> **RECORDS FOR THIS TASK**
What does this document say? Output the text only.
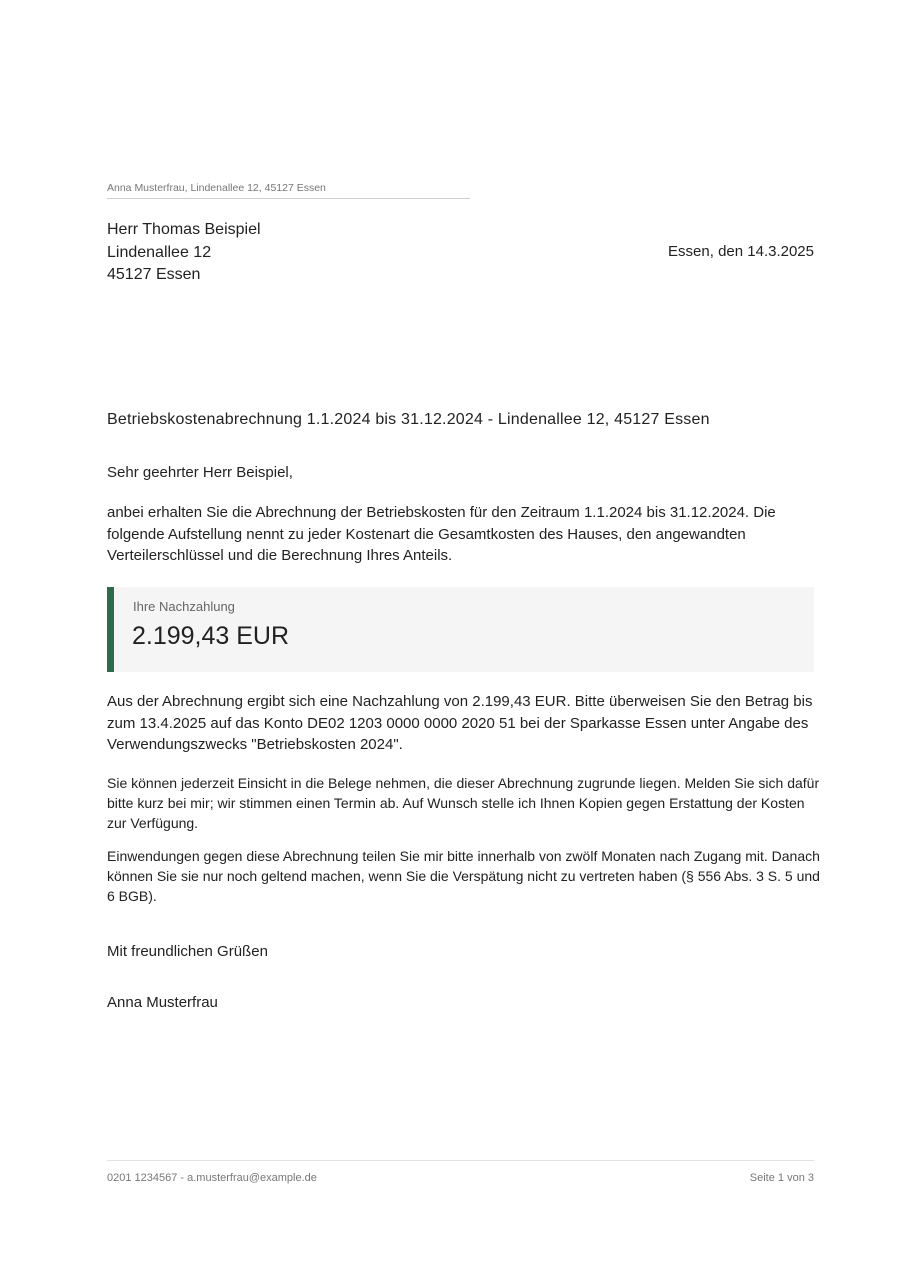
Anna Musterfrau, Lindenallee 12, 45127 Essen
Herr Thomas Beispiel
Lindenallee 12
45127 Essen
Essen, den 14.3.2025
Betriebskostenabrechnung 1.1.2024 bis 31.12.2024 - Lindenallee 12, 45127 Essen
Sehr geehrter Herr Beispiel,

anbei erhalten Sie die Abrechnung der Betriebskosten für den Zeitraum 1.1.2024 bis 31.12.2024. Die folgende Aufstellung nennt zu jeder Kostenart die Gesamtkosten des Hauses, den angewandten Verteilerschlüssel und die Berechnung Ihres Anteils.

Ihre Nachzahlung
2.199,43 EUR

Aus der Abrechnung ergibt sich eine Nachzahlung von 2.199,43 EUR. Bitte überweisen Sie den Betrag bis zum 13.4.2025 auf das Konto DE02 1203 0000 0000 2020 51 bei der Sparkasse Essen unter Angabe des Verwendungszwecks "Betriebskosten 2024".

Sie können jederzeit Einsicht in die Belege nehmen, die dieser Abrechnung zugrunde liegen. Melden Sie sich dafür bitte kurz bei mir; wir stimmen einen Termin ab. Auf Wunsch stelle ich Ihnen Kopien gegen Erstattung der Kosten zur Verfügung.

Einwendungen gegen diese Abrechnung teilen Sie mir bitte innerhalb von zwölf Monaten nach Zugang mit. Danach können Sie sie nur noch geltend machen, wenn Sie die Verspätung nicht zu vertreten haben (§ 556 Abs. 3 S. 5 und 6 BGB).

Mit freundlichen Grüßen
Anna Musterfrau
0201 1234567 - a.musterfrau@example.de	Seite 1 von 3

> **TASK DESCRIPTION**
Return the full material word for word. Do not include the pictures.

> **ANSWER BELOW**
What does this document say? Output the text only.
Anna Musterfrau, Lindenallee 12, 45127 Essen
Herr Thomas Beispiel
Lindenallee 12
45127 Essen
Essen, den 14.3.2025
Betriebskostenabrechnung 1.1.2024 bis 31.12.2024 - Lindenallee 12, 45127 Essen
Sehr geehrter Herr Beispiel,

anbei erhalten Sie die Abrechnung der Betriebskosten für den Zeitraum 1.1.2024 bis 31.12.2024. Die folgende Aufstellung nennt zu jeder Kostenart die Gesamtkosten des Hauses, den angewandten Verteilerschlüssel und die Berechnung Ihres Anteils.

Ihre Nachzahlung
2.199,43 EUR

Aus der Abrechnung ergibt sich eine Nachzahlung von 2.199,43 EUR. Bitte überweisen Sie den Betrag bis zum 13.4.2025 auf das Konto DE02 1203 0000 0000 2020 51 bei der Sparkasse Essen unter Angabe des Verwendungszwecks "Betriebskosten 2024".

Sie können jederzeit Einsicht in die Belege nehmen, die dieser Abrechnung zugrunde liegen. Melden Sie sich dafür bitte kurz bei mir; wir stimmen einen Termin ab. Auf Wunsch stelle ich Ihnen Kopien gegen Erstattung der Kosten zur Verfügung.

Einwendungen gegen diese Abrechnung teilen Sie mir bitte innerhalb von zwölf Monaten nach Zugang mit. Danach können Sie sie nur noch geltend machen, wenn Sie die Verspätung nicht zu vertreten haben (§ 556 Abs. 3 S. 5 und 6 BGB).

Mit freundlichen Grüßen
Anna Musterfrau
0201 1234567 - a.musterfrau@example.de	Seite 1 von 3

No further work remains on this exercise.